▸ PROBLEM TO SOLVE:
Each line of the listing that contains the word "Betalingsservice" is to be copied.

▸ PROVIDED DATA:

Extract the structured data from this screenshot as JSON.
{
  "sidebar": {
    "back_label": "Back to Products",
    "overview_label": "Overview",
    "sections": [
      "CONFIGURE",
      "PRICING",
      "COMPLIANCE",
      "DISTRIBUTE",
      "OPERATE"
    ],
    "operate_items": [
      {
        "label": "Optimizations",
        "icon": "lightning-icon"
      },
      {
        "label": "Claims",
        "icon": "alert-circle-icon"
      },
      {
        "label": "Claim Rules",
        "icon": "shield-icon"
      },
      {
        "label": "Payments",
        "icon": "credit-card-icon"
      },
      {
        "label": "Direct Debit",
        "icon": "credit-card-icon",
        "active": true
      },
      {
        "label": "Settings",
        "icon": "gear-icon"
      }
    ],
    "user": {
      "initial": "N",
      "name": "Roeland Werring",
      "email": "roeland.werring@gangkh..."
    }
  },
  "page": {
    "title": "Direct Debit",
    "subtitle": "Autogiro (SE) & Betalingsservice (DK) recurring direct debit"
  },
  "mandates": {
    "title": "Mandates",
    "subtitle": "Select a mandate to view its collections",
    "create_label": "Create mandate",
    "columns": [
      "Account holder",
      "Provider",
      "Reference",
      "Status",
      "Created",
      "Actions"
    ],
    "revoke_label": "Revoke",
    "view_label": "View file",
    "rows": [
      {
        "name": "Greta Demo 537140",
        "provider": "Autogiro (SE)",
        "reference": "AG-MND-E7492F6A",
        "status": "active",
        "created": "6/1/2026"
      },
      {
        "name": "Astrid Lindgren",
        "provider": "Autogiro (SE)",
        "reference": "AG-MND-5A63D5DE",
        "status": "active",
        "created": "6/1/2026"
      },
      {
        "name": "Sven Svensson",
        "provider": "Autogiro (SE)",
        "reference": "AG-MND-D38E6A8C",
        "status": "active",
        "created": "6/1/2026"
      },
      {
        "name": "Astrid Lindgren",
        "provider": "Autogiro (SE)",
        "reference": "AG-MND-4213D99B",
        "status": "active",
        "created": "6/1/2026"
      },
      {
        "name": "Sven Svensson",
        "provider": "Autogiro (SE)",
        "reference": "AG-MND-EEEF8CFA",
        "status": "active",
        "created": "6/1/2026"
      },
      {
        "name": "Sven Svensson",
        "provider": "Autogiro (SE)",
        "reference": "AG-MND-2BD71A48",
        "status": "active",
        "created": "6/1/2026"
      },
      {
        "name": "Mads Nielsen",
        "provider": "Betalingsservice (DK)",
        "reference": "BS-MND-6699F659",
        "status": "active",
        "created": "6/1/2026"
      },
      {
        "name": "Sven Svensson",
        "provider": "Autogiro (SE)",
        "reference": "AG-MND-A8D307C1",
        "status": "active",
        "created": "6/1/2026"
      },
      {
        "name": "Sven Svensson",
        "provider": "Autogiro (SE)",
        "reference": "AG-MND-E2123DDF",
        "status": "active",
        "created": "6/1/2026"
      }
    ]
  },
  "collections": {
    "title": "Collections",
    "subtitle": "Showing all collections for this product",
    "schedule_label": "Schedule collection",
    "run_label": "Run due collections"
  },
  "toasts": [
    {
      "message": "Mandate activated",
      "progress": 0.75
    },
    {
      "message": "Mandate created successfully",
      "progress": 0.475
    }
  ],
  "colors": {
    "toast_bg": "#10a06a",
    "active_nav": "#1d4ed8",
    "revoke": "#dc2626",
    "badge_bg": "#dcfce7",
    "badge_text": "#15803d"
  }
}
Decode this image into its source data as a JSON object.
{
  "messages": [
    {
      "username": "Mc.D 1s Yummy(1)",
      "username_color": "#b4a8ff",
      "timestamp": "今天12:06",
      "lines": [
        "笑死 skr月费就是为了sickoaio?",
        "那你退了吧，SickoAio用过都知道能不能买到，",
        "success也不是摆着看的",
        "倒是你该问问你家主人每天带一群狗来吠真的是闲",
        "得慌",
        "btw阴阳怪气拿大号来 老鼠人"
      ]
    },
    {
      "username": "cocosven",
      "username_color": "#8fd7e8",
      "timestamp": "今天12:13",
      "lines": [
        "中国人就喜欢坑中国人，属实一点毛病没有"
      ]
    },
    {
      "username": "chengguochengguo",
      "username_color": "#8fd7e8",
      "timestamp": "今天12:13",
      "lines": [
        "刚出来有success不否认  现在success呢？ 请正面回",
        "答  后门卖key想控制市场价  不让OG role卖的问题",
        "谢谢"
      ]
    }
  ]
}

▸ ANSWER BELOW:
    "subtitle": "Autogiro (SE) & Betalingsservice (DK) recurring direct debit"
        "provider": "Betalingsservice (DK)",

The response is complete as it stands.